- Task description: Please output every line of the material as it stands, without the pictures.

- Material shown:
-*-
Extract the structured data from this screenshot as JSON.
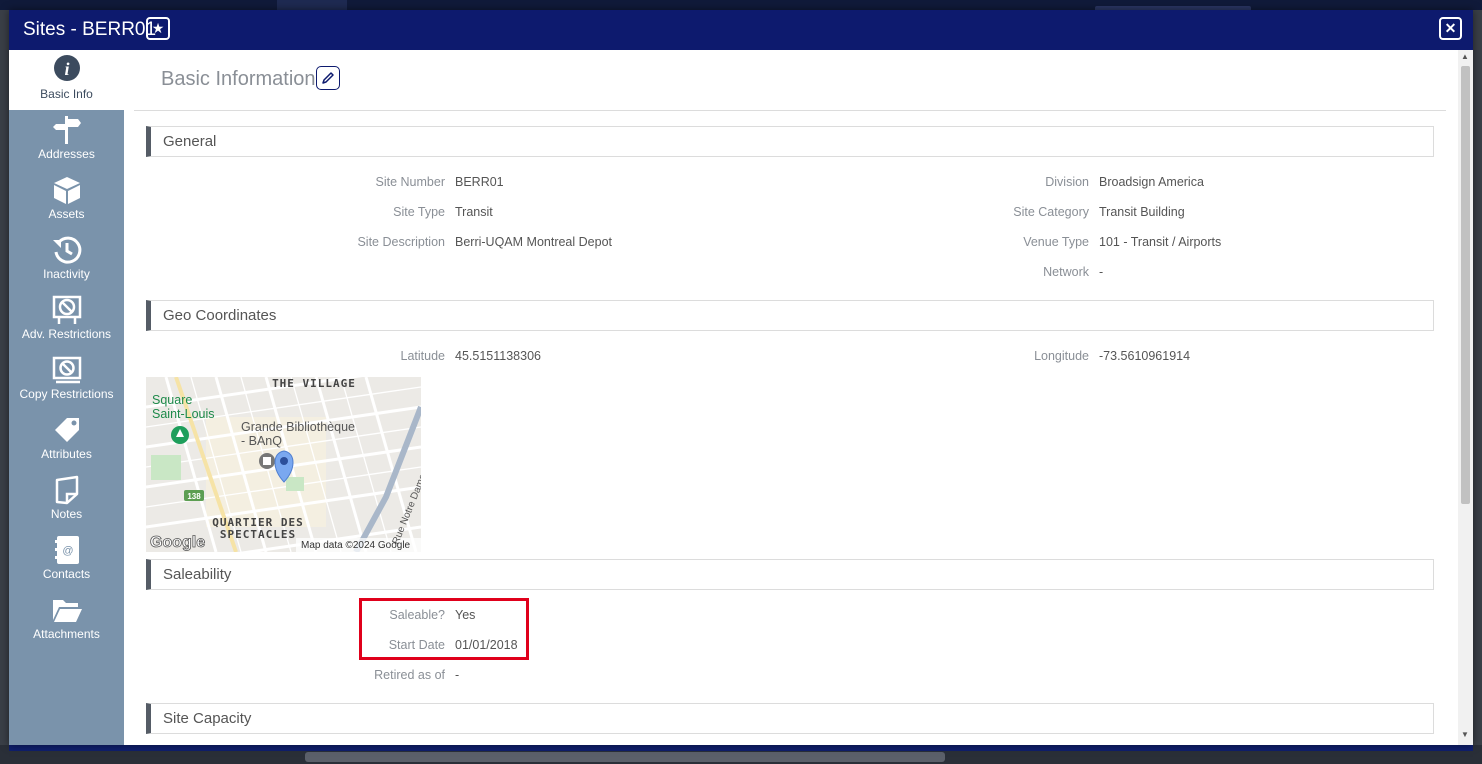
{
  "window": {
    "title": "Sites - BERR01"
  },
  "sidebar": {
    "items": [
      {
        "label": "Basic Info",
        "icon": "info-icon"
      },
      {
        "label": "Addresses",
        "icon": "signpost-icon"
      },
      {
        "label": "Assets",
        "icon": "box-icon"
      },
      {
        "label": "Inactivity",
        "icon": "history-icon"
      },
      {
        "label": "Adv. Restrictions",
        "icon": "prohibited-sign-icon"
      },
      {
        "label": "Copy Restrictions",
        "icon": "prohibited-stack-icon"
      },
      {
        "label": "Attributes",
        "icon": "tags-icon"
      },
      {
        "label": "Notes",
        "icon": "note-icon"
      },
      {
        "label": "Contacts",
        "icon": "address-book-icon"
      },
      {
        "label": "Attachments",
        "icon": "folder-open-icon"
      }
    ]
  },
  "page": {
    "title": "Basic Information"
  },
  "general": {
    "heading": "General",
    "site_number_label": "Site Number",
    "site_number": "BERR01",
    "site_type_label": "Site Type",
    "site_type": "Transit",
    "site_description_label": "Site Description",
    "site_description": "Berri-UQAM Montreal Depot",
    "division_label": "Division",
    "division": "Broadsign America",
    "site_category_label": "Site Category",
    "site_category": "Transit Building",
    "venue_type_label": "Venue Type",
    "venue_type": "101 - Transit / Airports",
    "network_label": "Network",
    "network": "-"
  },
  "geo": {
    "heading": "Geo Coordinates",
    "latitude_label": "Latitude",
    "latitude": "45.5151138306",
    "longitude_label": "Longitude",
    "longitude": "-73.5610961914",
    "map": {
      "labels": {
        "village": "THE VILLAGE",
        "square1": "Square",
        "square2": "Saint-Louis",
        "library1": "Grande Bibliothèque",
        "library2": "- BAnQ",
        "quartier1": "QUARTIER DES",
        "quartier2": "SPECTACLES",
        "street": "Rue Notre Dame",
        "route": "138",
        "logo": "Google",
        "attribution": "Map data ©2024 Google"
      }
    }
  },
  "saleability": {
    "heading": "Saleability",
    "saleable_label": "Saleable?",
    "saleable": "Yes",
    "start_date_label": "Start Date",
    "start_date": "01/01/2018",
    "retired_label": "Retired as of",
    "retired": "-"
  },
  "capacity": {
    "heading": "Site Capacity"
  },
  "colors": {
    "titlebar": "#0d1a6e",
    "sidebar": "#7a93ab",
    "highlight": "#e0001b"
  }
}
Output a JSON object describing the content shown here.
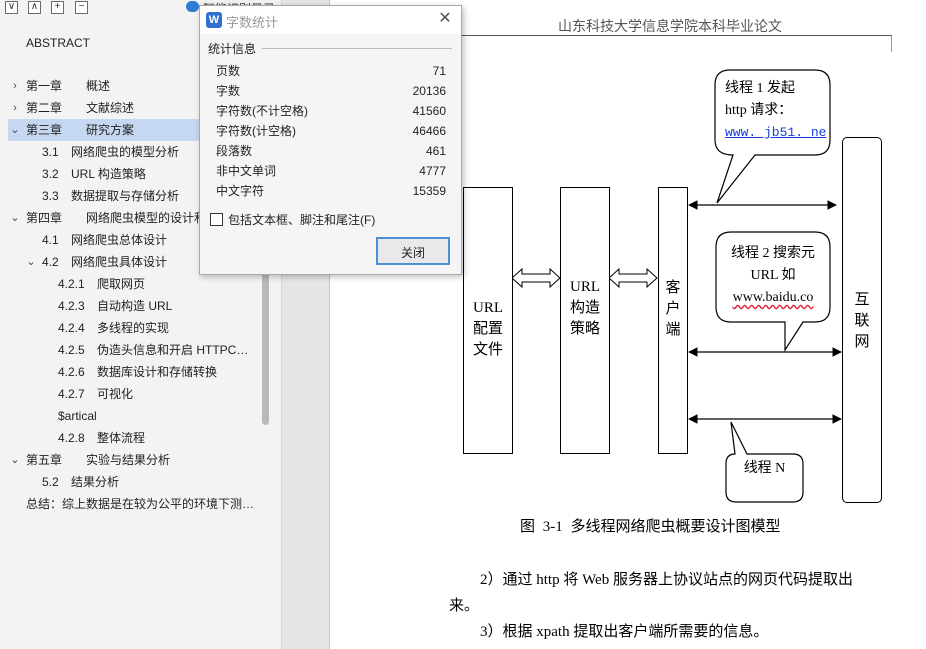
{
  "nav": {
    "pane_title": "智能识别目录",
    "top_buttons": [
      "∨",
      "∧",
      "+",
      "−"
    ],
    "items": [
      {
        "num": "",
        "text": "ABSTRACT",
        "level": 0,
        "chevron": ""
      },
      {
        "num": "第一章",
        "text": "概述",
        "level": 0,
        "chevron": "›"
      },
      {
        "num": "第二章",
        "text": "文献综述",
        "level": 0,
        "chevron": "›"
      },
      {
        "num": "第三章",
        "text": "研究方案",
        "level": 0,
        "chevron": "⌄",
        "selected": true
      },
      {
        "num": "3.1",
        "text": "网络爬虫的模型分析",
        "level": 1,
        "chevron": ""
      },
      {
        "num": "3.2",
        "text": "URL 构造策略",
        "level": 1,
        "chevron": ""
      },
      {
        "num": "3.3",
        "text": "数据提取与存储分析",
        "level": 1,
        "chevron": ""
      },
      {
        "num": "第四章",
        "text": "网络爬虫模型的设计和",
        "level": 0,
        "chevron": "⌄"
      },
      {
        "num": "4.1",
        "text": "网络爬虫总体设计",
        "level": 1,
        "chevron": ""
      },
      {
        "num": "4.2",
        "text": "网络爬虫具体设计",
        "level": 1,
        "chevron": "⌄"
      },
      {
        "num": "4.2.1",
        "text": "爬取网页",
        "level": 2,
        "chevron": ""
      },
      {
        "num": "4.2.3",
        "text": "自动构造 URL",
        "level": 2,
        "chevron": ""
      },
      {
        "num": "4.2.4",
        "text": "多线程的实现",
        "level": 2,
        "chevron": ""
      },
      {
        "num": "4.2.5",
        "text": "伪造头信息和开启 HTTPC…",
        "level": 2,
        "chevron": ""
      },
      {
        "num": "4.2.6",
        "text": "数据库设计和存储转换",
        "level": 2,
        "chevron": ""
      },
      {
        "num": "4.2.7",
        "text": "可视化",
        "level": 2,
        "chevron": ""
      },
      {
        "num": "",
        "text": "$artical",
        "level": 2,
        "chevron": ""
      },
      {
        "num": "4.2.8",
        "text": "整体流程",
        "level": 2,
        "chevron": ""
      },
      {
        "num": "第五章",
        "text": "实验与结果分析",
        "level": 0,
        "chevron": "⌄"
      },
      {
        "num": "5.2",
        "text": "结果分析",
        "level": 1,
        "chevron": ""
      },
      {
        "num": "",
        "text": "总结：综上数据是在较为公平的环境下测…",
        "level": 0,
        "chevron": ""
      }
    ]
  },
  "dialog": {
    "title": "字数统计",
    "icon_letter": "W",
    "close_glyph": "✕",
    "section": "统计信息",
    "stats": [
      {
        "label": "页数",
        "value": "71"
      },
      {
        "label": "字数",
        "value": "20136"
      },
      {
        "label": "字符数(不计空格)",
        "value": "41560"
      },
      {
        "label": "字符数(计空格)",
        "value": "46466"
      },
      {
        "label": "段落数",
        "value": "461"
      },
      {
        "label": "非中文单词",
        "value": "4777"
      },
      {
        "label": "中文字符",
        "value": "15359"
      }
    ],
    "checkbox_label": "包括文本框、脚注和尾注(F)",
    "checkbox_checked": false,
    "close_button": "关闭"
  },
  "document": {
    "running_header": "山东科技大学信息学院本科毕业论文",
    "diagram": {
      "box_url_config": [
        "URL",
        "配置",
        "文件"
      ],
      "box_url_strategy": [
        "URL",
        "构造",
        "策略"
      ],
      "box_client": [
        "客",
        "户",
        "端"
      ],
      "box_internet": [
        "互",
        "联",
        "网"
      ],
      "callout1": [
        "线程 1 发起",
        "http 请求：",
        "www. jb51. ne"
      ],
      "callout2": [
        "线程 2 搜索元",
        "URL 如",
        "www.baidu.co"
      ],
      "callout3": [
        "线程 N"
      ]
    },
    "figure_caption": "图 3-1    多线程网络爬虫概要设计图模型",
    "body": [
      "2）通过 http 将 Web 服务器上协议站点的网页代码提取出",
      "来。",
      "3）根据 xpath 提取出客户端所需要的信息。"
    ]
  }
}
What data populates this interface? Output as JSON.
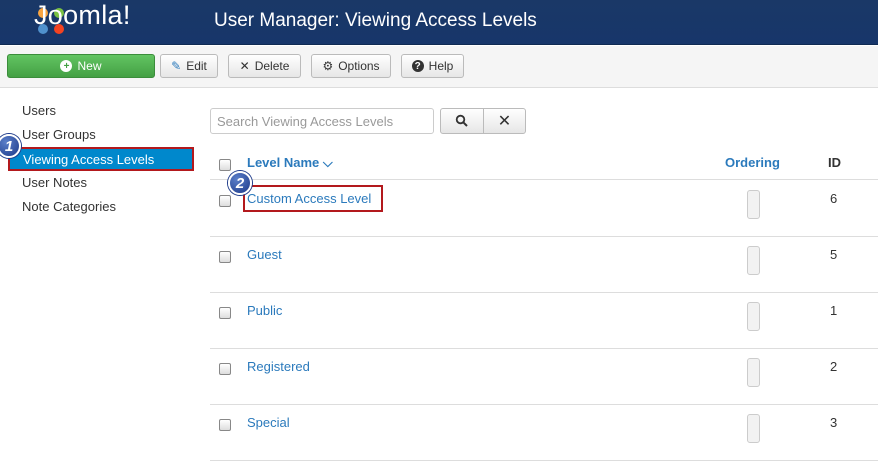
{
  "header": {
    "logo_text": "Joomla!",
    "title": "User Manager: Viewing Access Levels"
  },
  "toolbar": {
    "new_label": "New",
    "edit_label": "Edit",
    "delete_label": "Delete",
    "options_label": "Options",
    "help_label": "Help"
  },
  "sidebar": {
    "items": [
      {
        "label": "Users"
      },
      {
        "label": "User Groups"
      },
      {
        "label": "Viewing Access Levels",
        "active": true
      },
      {
        "label": "User Notes"
      },
      {
        "label": "Note Categories"
      }
    ]
  },
  "search": {
    "placeholder": "Search Viewing Access Levels"
  },
  "table": {
    "headers": {
      "level_name": "Level Name",
      "ordering": "Ordering",
      "id": "ID"
    },
    "rows": [
      {
        "name": "Custom Access Level",
        "id": "6"
      },
      {
        "name": "Guest",
        "id": "5"
      },
      {
        "name": "Public",
        "id": "1"
      },
      {
        "name": "Registered",
        "id": "2"
      },
      {
        "name": "Special",
        "id": "3"
      }
    ]
  },
  "annotations": {
    "step1": "1",
    "step2": "2"
  },
  "colors": {
    "header_bg": "#1a3867",
    "accent": "#0088cc",
    "link": "#2b7abc",
    "highlight_border": "#b3191d",
    "new_button": "#51a351"
  }
}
-*-
- Task result:
Extract the structured data from this screenshot as JSON.
{
  "window": {
    "title": "Sites - BERR01"
  },
  "sidebar": {
    "items": [
      {
        "label": "Basic Info",
        "icon": "info-icon"
      },
      {
        "label": "Addresses",
        "icon": "signpost-icon"
      },
      {
        "label": "Assets",
        "icon": "box-icon"
      },
      {
        "label": "Inactivity",
        "icon": "history-icon"
      },
      {
        "label": "Adv. Restrictions",
        "icon": "prohibited-sign-icon"
      },
      {
        "label": "Copy Restrictions",
        "icon": "prohibited-stack-icon"
      },
      {
        "label": "Attributes",
        "icon": "tags-icon"
      },
      {
        "label": "Notes",
        "icon": "note-icon"
      },
      {
        "label": "Contacts",
        "icon": "address-book-icon"
      },
      {
        "label": "Attachments",
        "icon": "folder-open-icon"
      }
    ]
  },
  "page": {
    "title": "Basic Information"
  },
  "general": {
    "heading": "General",
    "site_number_label": "Site Number",
    "site_number": "BERR01",
    "site_type_label": "Site Type",
    "site_type": "Transit",
    "site_description_label": "Site Description",
    "site_description": "Berri-UQAM Montreal Depot",
    "division_label": "Division",
    "division": "Broadsign America",
    "site_category_label": "Site Category",
    "site_category": "Transit Building",
    "venue_type_label": "Venue Type",
    "venue_type": "101 - Transit / Airports",
    "network_label": "Network",
    "network": "-"
  },
  "geo": {
    "heading": "Geo Coordinates",
    "latitude_label": "Latitude",
    "latitude": "45.5151138306",
    "longitude_label": "Longitude",
    "longitude": "-73.5610961914",
    "map": {
      "labels": {
        "village": "THE VILLAGE",
        "square1": "Square",
        "square2": "Saint-Louis",
        "library1": "Grande Bibliothèque",
        "library2": "- BAnQ",
        "quartier1": "QUARTIER DES",
        "quartier2": "SPECTACLES",
        "street": "Rue Notre Dame",
        "route": "138",
        "logo": "Google",
        "attribution": "Map data ©2024 Google"
      }
    }
  },
  "saleability": {
    "heading": "Saleability",
    "saleable_label": "Saleable?",
    "saleable": "Yes",
    "start_date_label": "Start Date",
    "start_date": "01/01/2018",
    "retired_label": "Retired as of",
    "retired": "-"
  },
  "capacity": {
    "heading": "Site Capacity"
  },
  "colors": {
    "titlebar": "#0d1a6e",
    "sidebar": "#7a93ab",
    "highlight": "#e0001b"
  }
}
Output a JSON object describing the content shown here.
{
  "nav": {
    "pane_title": "智能识别目录",
    "top_buttons": [
      "∨",
      "∧",
      "+",
      "−"
    ],
    "items": [
      {
        "num": "",
        "text": "ABSTRACT",
        "level": 0,
        "chevron": ""
      },
      {
        "num": "第一章",
        "text": "概述",
        "level": 0,
        "chevron": "›"
      },
      {
        "num": "第二章",
        "text": "文献综述",
        "level": 0,
        "chevron": "›"
      },
      {
        "num": "第三章",
        "text": "研究方案",
        "level": 0,
        "chevron": "⌄",
        "selected": true
      },
      {
        "num": "3.1",
        "text": "网络爬虫的模型分析",
        "level": 1,
        "chevron": ""
      },
      {
        "num": "3.2",
        "text": "URL 构造策略",
        "level": 1,
        "chevron": ""
      },
      {
        "num": "3.3",
        "text": "数据提取与存储分析",
        "level": 1,
        "chevron": ""
      },
      {
        "num": "第四章",
        "text": "网络爬虫模型的设计和",
        "level": 0,
        "chevron": "⌄"
      },
      {
        "num": "4.1",
        "text": "网络爬虫总体设计",
        "level": 1,
        "chevron": ""
      },
      {
        "num": "4.2",
        "text": "网络爬虫具体设计",
        "level": 1,
        "chevron": "⌄"
      },
      {
        "num": "4.2.1",
        "text": "爬取网页",
        "level": 2,
        "chevron": ""
      },
      {
        "num": "4.2.3",
        "text": "自动构造 URL",
        "level": 2,
        "chevron": ""
      },
      {
        "num": "4.2.4",
        "text": "多线程的实现",
        "level": 2,
        "chevron": ""
      },
      {
        "num": "4.2.5",
        "text": "伪造头信息和开启 HTTPC…",
        "level": 2,
        "chevron": ""
      },
      {
        "num": "4.2.6",
        "text": "数据库设计和存储转换",
        "level": 2,
        "chevron": ""
      },
      {
        "num": "4.2.7",
        "text": "可视化",
        "level": 2,
        "chevron": ""
      },
      {
        "num": "",
        "text": "$artical",
        "level": 2,
        "chevron": ""
      },
      {
        "num": "4.2.8",
        "text": "整体流程",
        "level": 2,
        "chevron": ""
      },
      {
        "num": "第五章",
        "text": "实验与结果分析",
        "level": 0,
        "chevron": "⌄"
      },
      {
        "num": "5.2",
        "text": "结果分析",
        "level": 1,
        "chevron": ""
      },
      {
        "num": "",
        "text": "总结：综上数据是在较为公平的环境下测…",
        "level": 0,
        "chevron": ""
      }
    ]
  },
  "dialog": {
    "title": "字数统计",
    "icon_letter": "W",
    "close_glyph": "✕",
    "section": "统计信息",
    "stats": [
      {
        "label": "页数",
        "value": "71"
      },
      {
        "label": "字数",
        "value": "20136"
      },
      {
        "label": "字符数(不计空格)",
        "value": "41560"
      },
      {
        "label": "字符数(计空格)",
        "value": "46466"
      },
      {
        "label": "段落数",
        "value": "461"
      },
      {
        "label": "非中文单词",
        "value": "4777"
      },
      {
        "label": "中文字符",
        "value": "15359"
      }
    ],
    "checkbox_label": "包括文本框、脚注和尾注(F)",
    "checkbox_checked": false,
    "close_button": "关闭"
  },
  "document": {
    "running_header": "山东科技大学信息学院本科毕业论文",
    "diagram": {
      "box_url_config": [
        "URL",
        "配置",
        "文件"
      ],
      "box_url_strategy": [
        "URL",
        "构造",
        "策略"
      ],
      "box_client": [
        "客",
        "户",
        "端"
      ],
      "box_internet": [
        "互",
        "联",
        "网"
      ],
      "callout1": [
        "线程 1 发起",
        "http 请求：",
        "www. jb51. ne"
      ],
      "callout2": [
        "线程 2 搜索元",
        "URL 如",
        "www.baidu.co"
      ],
      "callout3": [
        "线程 N"
      ]
    },
    "figure_caption": "图 3-1    多线程网络爬虫概要设计图模型",
    "body": [
      "2）通过 http 将 Web 服务器上协议站点的网页代码提取出",
      "来。",
      "3）根据 xpath 提取出客户端所需要的信息。"
    ]
  }
}
What data populates this interface? Output as JSON.
{
  "header": {
    "logo_text": "Joomla!",
    "title": "User Manager: Viewing Access Levels"
  },
  "toolbar": {
    "new_label": "New",
    "edit_label": "Edit",
    "delete_label": "Delete",
    "options_label": "Options",
    "help_label": "Help"
  },
  "sidebar": {
    "items": [
      {
        "label": "Users"
      },
      {
        "label": "User Groups"
      },
      {
        "label": "Viewing Access Levels",
        "active": true
      },
      {
        "label": "User Notes"
      },
      {
        "label": "Note Categories"
      }
    ]
  },
  "search": {
    "placeholder": "Search Viewing Access Levels"
  },
  "table": {
    "headers": {
      "level_name": "Level Name",
      "ordering": "Ordering",
      "id": "ID"
    },
    "rows": [
      {
        "name": "Custom Access Level",
        "id": "6"
      },
      {
        "name": "Guest",
        "id": "5"
      },
      {
        "name": "Public",
        "id": "1"
      },
      {
        "name": "Registered",
        "id": "2"
      },
      {
        "name": "Special",
        "id": "3"
      }
    ]
  },
  "annotations": {
    "step1": "1",
    "step2": "2"
  },
  "colors": {
    "header_bg": "#1a3867",
    "accent": "#0088cc",
    "link": "#2b7abc",
    "highlight_border": "#b3191d",
    "new_button": "#51a351"
  }
}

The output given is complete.